- [Given information]
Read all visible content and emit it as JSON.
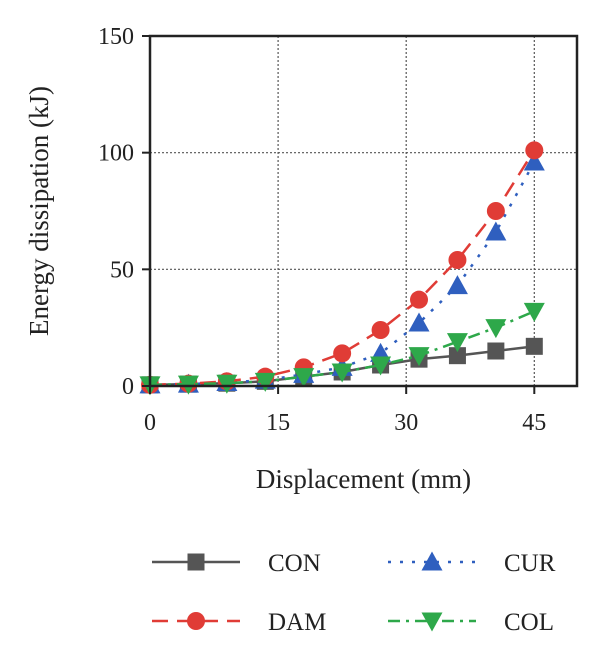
{
  "chart_data": {
    "type": "line",
    "title": "",
    "xlabel": "Displacement (mm)",
    "ylabel": "Energy dissipation (kJ)",
    "xlim": [
      0,
      50
    ],
    "ylim": [
      0,
      150
    ],
    "xticks": [
      0,
      15,
      30,
      45
    ],
    "yticks": [
      0,
      50,
      100,
      150
    ],
    "x_tick_labels": [
      "0",
      "15",
      "30",
      "45"
    ],
    "y_tick_labels": [
      "0",
      "50",
      "100",
      "150"
    ],
    "grid": true,
    "legend_position": "bottom",
    "x": [
      0,
      4.5,
      9,
      13.5,
      18,
      22.5,
      27,
      31.5,
      36,
      40.5,
      45
    ],
    "series": [
      {
        "name": "CON",
        "color": "#555555",
        "marker": "square",
        "line_style": "solid",
        "values": [
          0.5,
          0.8,
          1.2,
          2,
          4,
          6,
          9,
          11.5,
          13,
          15,
          17
        ]
      },
      {
        "name": "CUR",
        "color": "#2f5fbf",
        "marker": "triangle-up",
        "line_style": "dotted",
        "values": [
          0.5,
          0.8,
          1.5,
          2.5,
          5,
          8,
          14,
          27,
          43,
          66,
          96
        ]
      },
      {
        "name": "DAM",
        "color": "#e03c36",
        "marker": "circle",
        "line_style": "dashed",
        "values": [
          0.5,
          1,
          2,
          4,
          8,
          14,
          24,
          37,
          54,
          75,
          101
        ]
      },
      {
        "name": "COL",
        "color": "#2ea84a",
        "marker": "triangle-down",
        "line_style": "dash-dot",
        "values": [
          0.5,
          0.8,
          1.2,
          2,
          4,
          6,
          9,
          13,
          19,
          25,
          32
        ]
      }
    ]
  }
}
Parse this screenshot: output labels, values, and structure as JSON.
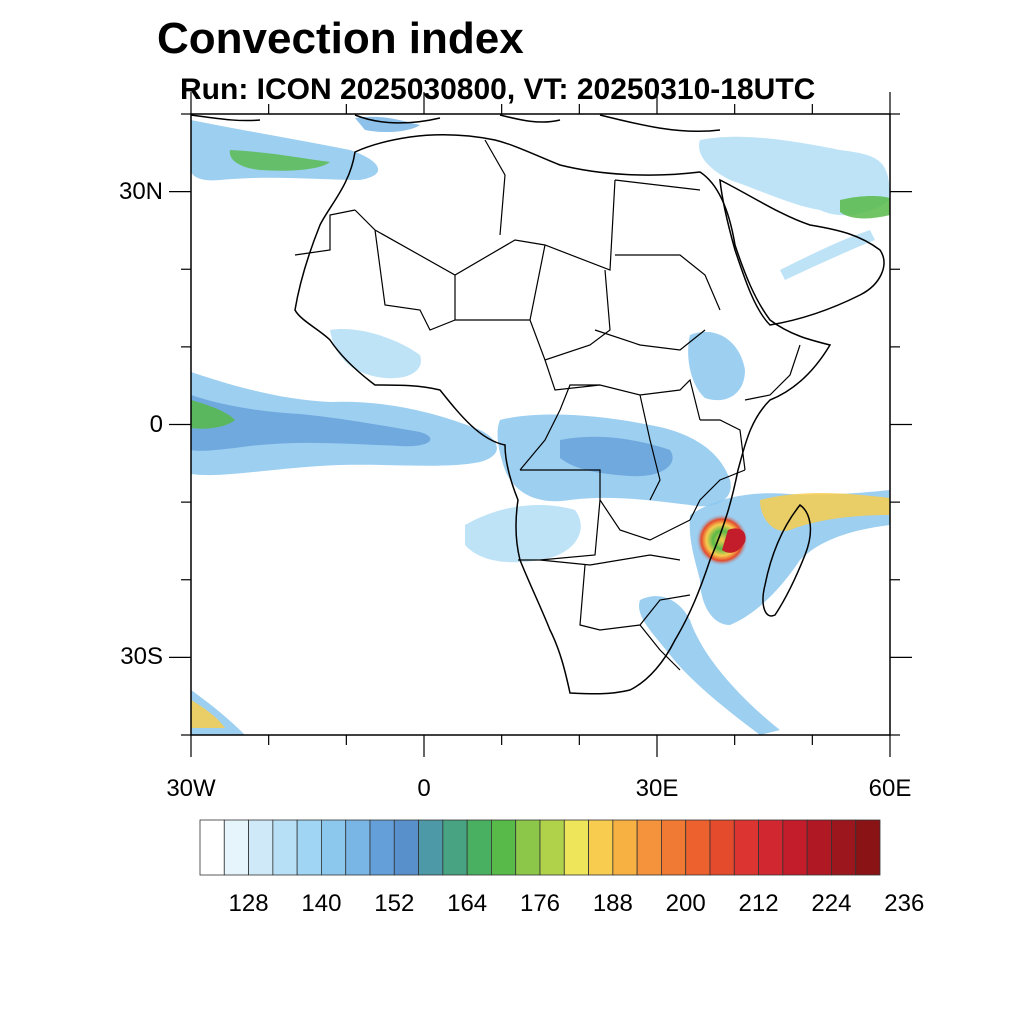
{
  "header": {
    "title": "Convection index",
    "subtitle": "Run: ICON 2025030800,  VT: 20250310-18UTC"
  },
  "map": {
    "lon_range": [
      -30,
      60
    ],
    "lat_range": [
      -40,
      40
    ],
    "lat_ticks": [
      {
        "lat": 30,
        "label": "30N"
      },
      {
        "lat": 0,
        "label": "0"
      },
      {
        "lat": -30,
        "label": "30S"
      }
    ],
    "lon_ticks": [
      {
        "lon": -30,
        "label": "30W"
      },
      {
        "lon": 0,
        "label": "0"
      },
      {
        "lon": 30,
        "label": "30E"
      },
      {
        "lon": 60,
        "label": "60E"
      }
    ]
  },
  "colorbar": {
    "labels": [
      "128",
      "140",
      "152",
      "164",
      "176",
      "188",
      "200",
      "212",
      "224",
      "236"
    ],
    "colors": [
      "#ffffff",
      "#e6f4fc",
      "#cfe9f8",
      "#b7e0f6",
      "#a0d6f4",
      "#8cc7ee",
      "#79b6e6",
      "#649fd9",
      "#5890cc",
      "#4d99a7",
      "#48a383",
      "#49b061",
      "#58ba48",
      "#8cc74a",
      "#b0d24b",
      "#eee55a",
      "#f7cc4f",
      "#f7b143",
      "#f4933b",
      "#f07a34",
      "#ec612d",
      "#e44a2c",
      "#dc3430",
      "#d02731",
      "#c31d2b",
      "#b01923",
      "#9c161d",
      "#8a1316"
    ]
  },
  "key_features": {
    "cyclone_center": {
      "lon": 37.5,
      "lat": -15.5,
      "label": ""
    }
  }
}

- [Instructions to follow]
Repeat the material above in full and exactly, apart from the pictures.

- [Solution]
Read all visible content and emit it as JSON.
{
  "chart_data": {
    "type": "line",
    "title": "",
    "xlabel": "Displacement (mm)",
    "ylabel": "Energy dissipation (kJ)",
    "xlim": [
      0,
      50
    ],
    "ylim": [
      0,
      150
    ],
    "xticks": [
      0,
      15,
      30,
      45
    ],
    "yticks": [
      0,
      50,
      100,
      150
    ],
    "x_tick_labels": [
      "0",
      "15",
      "30",
      "45"
    ],
    "y_tick_labels": [
      "0",
      "50",
      "100",
      "150"
    ],
    "grid": true,
    "legend_position": "bottom",
    "x": [
      0,
      4.5,
      9,
      13.5,
      18,
      22.5,
      27,
      31.5,
      36,
      40.5,
      45
    ],
    "series": [
      {
        "name": "CON",
        "color": "#555555",
        "marker": "square",
        "line_style": "solid",
        "values": [
          0.5,
          0.8,
          1.2,
          2,
          4,
          6,
          9,
          11.5,
          13,
          15,
          17
        ]
      },
      {
        "name": "CUR",
        "color": "#2f5fbf",
        "marker": "triangle-up",
        "line_style": "dotted",
        "values": [
          0.5,
          0.8,
          1.5,
          2.5,
          5,
          8,
          14,
          27,
          43,
          66,
          96
        ]
      },
      {
        "name": "DAM",
        "color": "#e03c36",
        "marker": "circle",
        "line_style": "dashed",
        "values": [
          0.5,
          1,
          2,
          4,
          8,
          14,
          24,
          37,
          54,
          75,
          101
        ]
      },
      {
        "name": "COL",
        "color": "#2ea84a",
        "marker": "triangle-down",
        "line_style": "dash-dot",
        "values": [
          0.5,
          0.8,
          1.2,
          2,
          4,
          6,
          9,
          13,
          19,
          25,
          32
        ]
      }
    ]
  }
}
Parse this screenshot: output labels, values, and structure as JSON.
{
  "header": {
    "title": "Convection index",
    "subtitle": "Run: ICON 2025030800,  VT: 20250310-18UTC"
  },
  "map": {
    "lon_range": [
      -30,
      60
    ],
    "lat_range": [
      -40,
      40
    ],
    "lat_ticks": [
      {
        "lat": 30,
        "label": "30N"
      },
      {
        "lat": 0,
        "label": "0"
      },
      {
        "lat": -30,
        "label": "30S"
      }
    ],
    "lon_ticks": [
      {
        "lon": -30,
        "label": "30W"
      },
      {
        "lon": 0,
        "label": "0"
      },
      {
        "lon": 30,
        "label": "30E"
      },
      {
        "lon": 60,
        "label": "60E"
      }
    ]
  },
  "colorbar": {
    "labels": [
      "128",
      "140",
      "152",
      "164",
      "176",
      "188",
      "200",
      "212",
      "224",
      "236"
    ],
    "colors": [
      "#ffffff",
      "#e6f4fc",
      "#cfe9f8",
      "#b7e0f6",
      "#a0d6f4",
      "#8cc7ee",
      "#79b6e6",
      "#649fd9",
      "#5890cc",
      "#4d99a7",
      "#48a383",
      "#49b061",
      "#58ba48",
      "#8cc74a",
      "#b0d24b",
      "#eee55a",
      "#f7cc4f",
      "#f7b143",
      "#f4933b",
      "#f07a34",
      "#ec612d",
      "#e44a2c",
      "#dc3430",
      "#d02731",
      "#c31d2b",
      "#b01923",
      "#9c161d",
      "#8a1316"
    ]
  },
  "key_features": {
    "cyclone_center": {
      "lon": 37.5,
      "lat": -15.5,
      "label": ""
    }
  }
}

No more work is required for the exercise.